▶ _TASK INSTRUCTIONS_:
The records below are to be set down again exactly, with the pictures left out.
***** RECORDED DATA *****
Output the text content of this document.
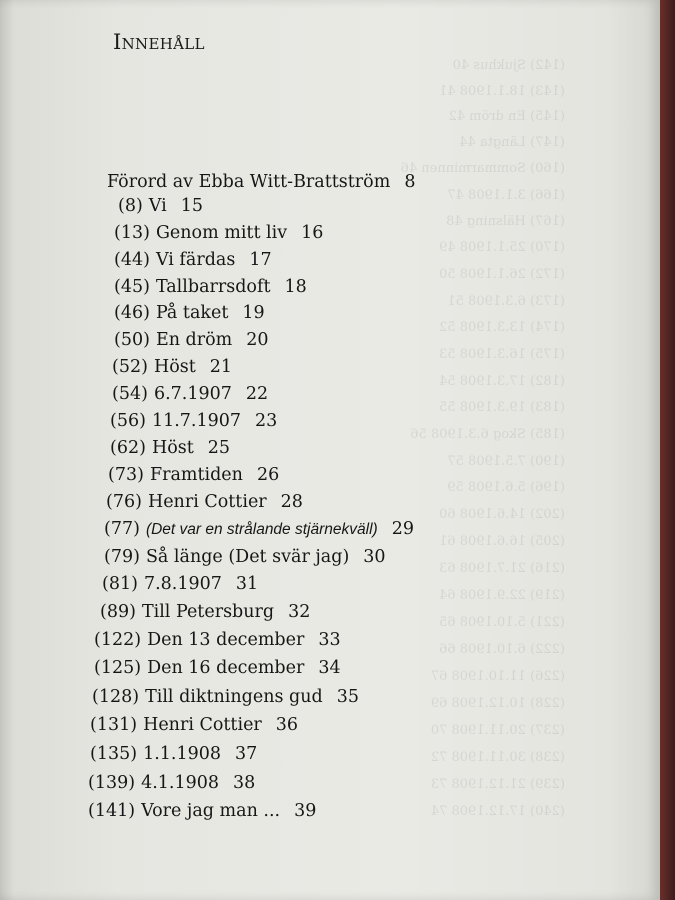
(142) Sjukhus 40
(143) 18.1.1908 41
(145) En dröm 42
(147) Längta 44
(160) Sommarminnen 46
(166) 3.1.1908 47
(167) Hälsning 48
(170) 25.1.1908 49
(172) 26.1.1908 50
(173) 6.3.1908 51
(174) 13.3.1908 52
(175) 16.3.1908 53
(182) 17.3.1908 54
(183) 19.3.1908 55
(185) Skog 6.3.1908 56
(190) 7.5.1908 57
(196) 5.6.1908 59
(202) 14.6.1908 60
(205) 16.6.1908 61
(216) 21.7.1908 63
(219) 22.9.1908 64
(221) 5.10.1908 65
(222) 6.10.1908 66
(226) 11.10.1908 67
(228) 10.12.1908 69
(237) 20.11.1908 70
(238) 30.11.1908 72
(239) 21.12.1908 73
(240) 17.12.1908 74
Innehåll
Förord av Ebba Witt-Brattström 8
(8) Vi 15
(13) Genom mitt liv 16
(44) Vi färdas 17
(45) Tallbarrsdoft 18
(46) På taket 19
(50) En dröm 20
(52) Höst 21
(54) 6.7.1907 22
(56) 11.7.1907 23
(62) Höst 25
(73) Framtiden 26
(76) Henri Cottier 28
(77) (Det var en strålande stjärnekväll) 29
(79) Så länge (Det svär jag) 30
(81) 7.8.1907 31
(89) Till Petersburg 32
(122) Den 13 december 33
(125) Den 16 december 34
(128) Till diktningens gud 35
(131) Henri Cottier 36
(135) 1.1.1908 37
(139) 4.1.1908 38
(141) Vore jag man ... 39
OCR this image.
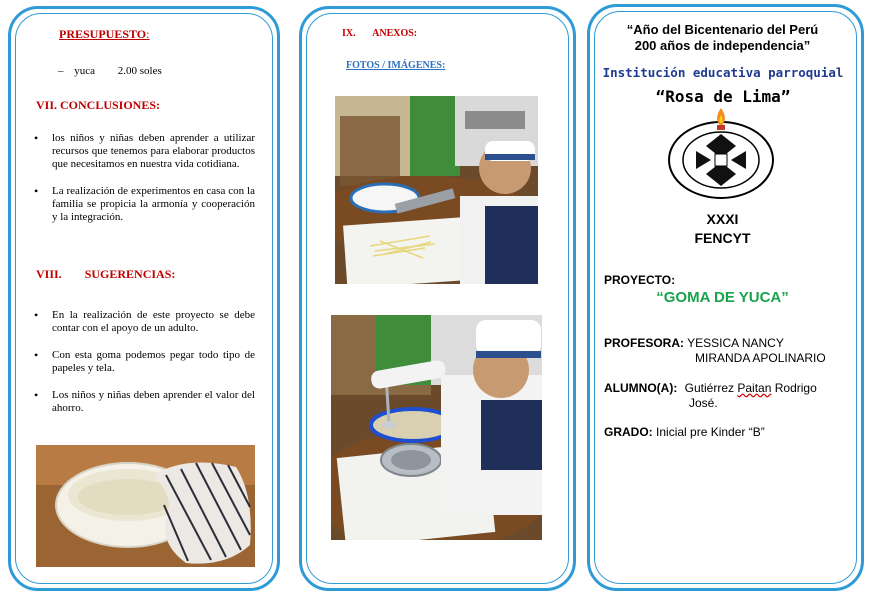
PRESUPUESTO:
– yuca 2.00 soles
VII. CONCLUSIONES:
• los niños y niñas deben aprender a utilizar recursos que tenemos para elaborar productos que necesitamos en nuestra vida cotidiana.
• La realización de experimentos en casa con la familia se propicia la armonía y cooperación y la integración.
VIII. SUGERENCIAS:
• En la realización de este proyecto se debe contar con el apoyo de un adulto.
• Con esta goma podemos pegar todo tipo de papeles y tela.
• Los niños y niñas deben aprender el valor del ahorro.
IX. ANEXOS:
FOTOS / IMÁGENES:
“Año del Bicentenario del Perú
200 años de independencia”
Institución educativa parroquial
“Rosa de Lima”
XXXI
FENCYT
PROYECTO:
“GOMA DE YUCA”
PROFESORA: YESSICA NANCY
MIRANDA APOLINARIO
ALUMNO(A): Gutiérrez Paitan Rodrigo
José.
GRADO: Inicial pre Kinder “B”
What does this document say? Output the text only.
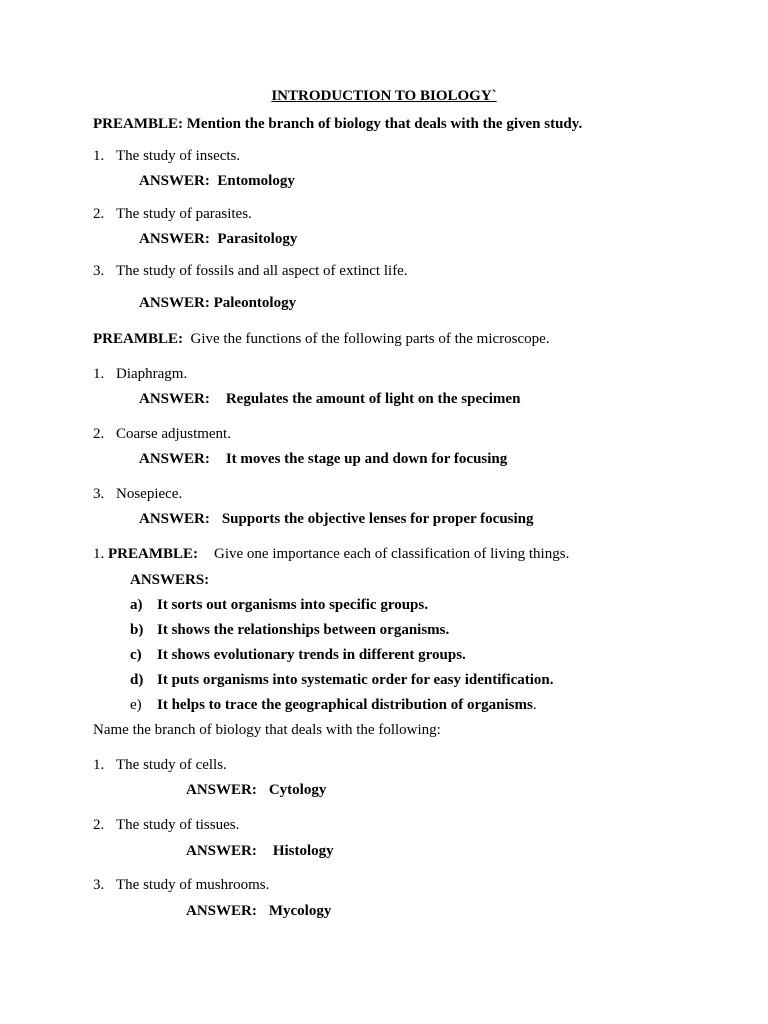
INTRODUCTION TO BIOLOGY`
PREAMBLE: Mention the branch of biology that deals with the given study.
1. The study of insects.
ANSWER: Entomology
2. The study of parasites.
ANSWER: Parasitology
3. The study of fossils and all aspect of extinct life.
ANSWER: Paleontology
PREAMBLE: Give the functions of the following parts of the microscope.
1. Diaphragm.
ANSWER: Regulates the amount of light on the specimen
2. Coarse adjustment.
ANSWER: It moves the stage up and down for focusing
3. Nosepiece.
ANSWER: Supports the objective lenses for proper focusing
1. PREAMBLE: Give one importance each of classification of living things.
ANSWERS:
a) It sorts out organisms into specific groups.
b) It shows the relationships between organisms.
c) It shows evolutionary trends in different groups.
d) It puts organisms into systematic order for easy identification.
e) It helps to trace the geographical distribution of organisms.
Name the branch of biology that deals with the following:
1. The study of cells.
ANSWER: Cytology
2. The study of tissues.
ANSWER: Histology
3. The study of mushrooms.
ANSWER: Mycology
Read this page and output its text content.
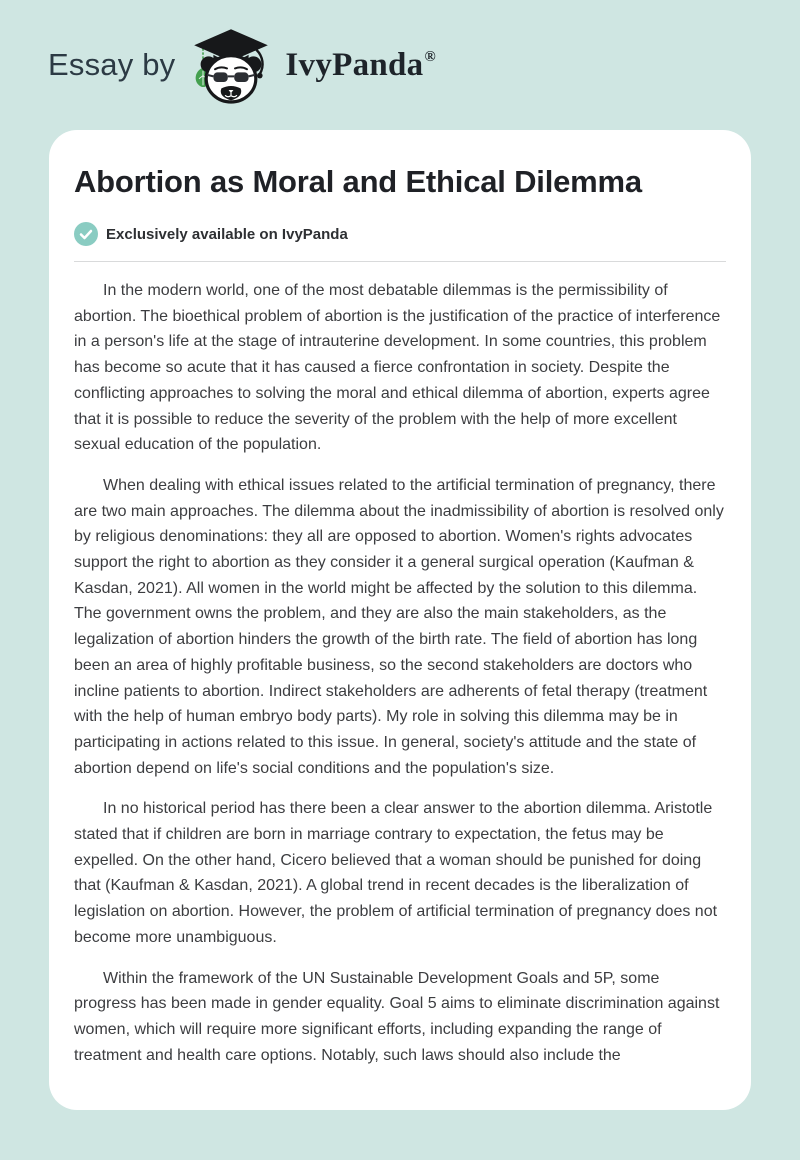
Essay by	IvyPanda®
Abortion as Moral and Ethical Dilemma
Exclusively available on IvyPanda

In the modern world, one of the most debatable dilemmas is the permissibility of abortion. The bioethical problem of abortion is the justification of the practice of interference in a person's life at the stage of intrauterine development. In some countries, this problem has become so acute that it has caused a fierce confrontation in society. Despite the conflicting approaches to solving the moral and ethical dilemma of abortion, experts agree that it is possible to reduce the severity of the problem with the help of more excellent sexual education of the population.

When dealing with ethical issues related to the artificial termination of pregnancy, there are two main approaches. The dilemma about the inadmissibility of abortion is resolved only by religious denominations: they all are opposed to abortion. Women's rights advocates support the right to abortion as they consider it a general surgical operation (Kaufman & Kasdan, 2021). All women in the world might be affected by the solution to this dilemma. The government owns the problem, and they are also the main stakeholders, as the legalization of abortion hinders the growth of the birth rate. The field of abortion has long been an area of highly profitable business, so the second stakeholders are doctors who incline patients to abortion. Indirect stakeholders are adherents of fetal therapy (treatment with the help of human embryo body parts). My role in solving this dilemma may be in participating in actions related to this issue. In general, society's attitude and the state of abortion depend on life's social conditions and the population's size.

In no historical period has there been a clear answer to the abortion dilemma. Aristotle stated that if children are born in marriage contrary to expectation, the fetus may be expelled. On the other hand, Cicero believed that a woman should be punished for doing that (Kaufman & Kasdan, 2021). A global trend in recent decades is the liberalization of legislation on abortion. However, the problem of artificial termination of pregnancy does not become more unambiguous.

Within the framework of the UN Sustainable Development Goals and 5P, some progress has been made in gender equality. Goal 5 aims to eliminate discrimination against women, which will require more significant efforts, including expanding the range of treatment and health care options. Notably, such laws should also include the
*****
▶ _RESPONSE AREA_:
Output the text content of this document.
(142) Sjukhus 40
(143) 18.1.1908 41
(145) En dröm 42
(147) Längta 44
(160) Sommarminnen 46
(166) 3.1.1908 47
(167) Hälsning 48
(170) 25.1.1908 49
(172) 26.1.1908 50
(173) 6.3.1908 51
(174) 13.3.1908 52
(175) 16.3.1908 53
(182) 17.3.1908 54
(183) 19.3.1908 55
(185) Skog 6.3.1908 56
(190) 7.5.1908 57
(196) 5.6.1908 59
(202) 14.6.1908 60
(205) 16.6.1908 61
(216) 21.7.1908 63
(219) 22.9.1908 64
(221) 5.10.1908 65
(222) 6.10.1908 66
(226) 11.10.1908 67
(228) 10.12.1908 69
(237) 20.11.1908 70
(238) 30.11.1908 72
(239) 21.12.1908 73
(240) 17.12.1908 74
Innehåll
Förord av Ebba Witt-Brattström 8
(8) Vi 15
(13) Genom mitt liv 16
(44) Vi färdas 17
(45) Tallbarrsdoft 18
(46) På taket 19
(50) En dröm 20
(52) Höst 21
(54) 6.7.1907 22
(56) 11.7.1907 23
(62) Höst 25
(73) Framtiden 26
(76) Henri Cottier 28
(77) (Det var en strålande stjärnekväll) 29
(79) Så länge (Det svär jag) 30
(81) 7.8.1907 31
(89) Till Petersburg 32
(122) Den 13 december 33
(125) Den 16 december 34
(128) Till diktningens gud 35
(131) Henri Cottier 36
(135) 1.1.1908 37
(139) 4.1.1908 38
(141) Vore jag man ... 39
OCR this image.
PRESUPUESTO:
– yuca 2.00 soles
VII. CONCLUSIONES:
• los niños y niñas deben aprender a utilizar recursos que tenemos para elaborar productos que necesitamos en nuestra vida cotidiana.
• La realización de experimentos en casa con la familia se propicia la armonía y cooperación y la integración.
VIII. SUGERENCIAS:
• En la realización de este proyecto se debe contar con el apoyo de un adulto.
• Con esta goma podemos pegar todo tipo de papeles y tela.
• Los niños y niñas deben aprender el valor del ahorro.
IX. ANEXOS:
FOTOS / IMÁGENES:
“Año del Bicentenario del Perú
200 años de independencia”
Institución educativa parroquial
“Rosa de Lima”
XXXI
FENCYT
PROYECTO:
“GOMA DE YUCA”
PROFESORA: YESSICA NANCY
MIRANDA APOLINARIO
ALUMNO(A): Gutiérrez Paitan Rodrigo
José.
GRADO: Inicial pre Kinder “B”
What does this document say? Output the text only.
INTRODUCTION TO BIOLOGY`
PREAMBLE: Mention the branch of biology that deals with the given study.
1. The study of insects.
ANSWER: Entomology
2. The study of parasites.
ANSWER: Parasitology
3. The study of fossils and all aspect of extinct life.
ANSWER: Paleontology
PREAMBLE: Give the functions of the following parts of the microscope.
1. Diaphragm.
ANSWER: Regulates the amount of light on the specimen
2. Coarse adjustment.
ANSWER: It moves the stage up and down for focusing
3. Nosepiece.
ANSWER: Supports the objective lenses for proper focusing
1. PREAMBLE: Give one importance each of classification of living things.
ANSWERS:
a) It sorts out organisms into specific groups.
b) It shows the relationships between organisms.
c) It shows evolutionary trends in different groups.
d) It puts organisms into systematic order for easy identification.
e) It helps to trace the geographical distribution of organisms.
Name the branch of biology that deals with the following:
1. The study of cells.
ANSWER: Cytology
2. The study of tissues.
ANSWER: Histology
3. The study of mushrooms.
ANSWER: Mycology
Read this page and output its text content.
Essay by	IvyPanda®
Abortion as Moral and Ethical Dilemma
Exclusively available on IvyPanda

In the modern world, one of the most debatable dilemmas is the permissibility of abortion. The bioethical problem of abortion is the justification of the practice of interference in a person's life at the stage of intrauterine development. In some countries, this problem has become so acute that it has caused a fierce confrontation in society. Despite the conflicting approaches to solving the moral and ethical dilemma of abortion, experts agree that it is possible to reduce the severity of the problem with the help of more excellent sexual education of the population.

When dealing with ethical issues related to the artificial termination of pregnancy, there are two main approaches. The dilemma about the inadmissibility of abortion is resolved only by religious denominations: they all are opposed to abortion. Women's rights advocates support the right to abortion as they consider it a general surgical operation (Kaufman & Kasdan, 2021). All women in the world might be affected by the solution to this dilemma. The government owns the problem, and they are also the main stakeholders, as the legalization of abortion hinders the growth of the birth rate. The field of abortion has long been an area of highly profitable business, so the second stakeholders are doctors who incline patients to abortion. Indirect stakeholders are adherents of fetal therapy (treatment with the help of human embryo body parts). My role in solving this dilemma may be in participating in actions related to this issue. In general, society's attitude and the state of abortion depend on life's social conditions and the population's size.

In no historical period has there been a clear answer to the abortion dilemma. Aristotle stated that if children are born in marriage contrary to expectation, the fetus may be expelled. On the other hand, Cicero believed that a woman should be punished for doing that (Kaufman & Kasdan, 2021). A global trend in recent decades is the liberalization of legislation on abortion. However, the problem of artificial termination of pregnancy does not become more unambiguous.

Within the framework of the UN Sustainable Development Goals and 5P, some progress has been made in gender equality. Goal 5 aims to eliminate discrimination against women, which will require more significant efforts, including expanding the range of treatment and health care options. Notably, such laws should also include the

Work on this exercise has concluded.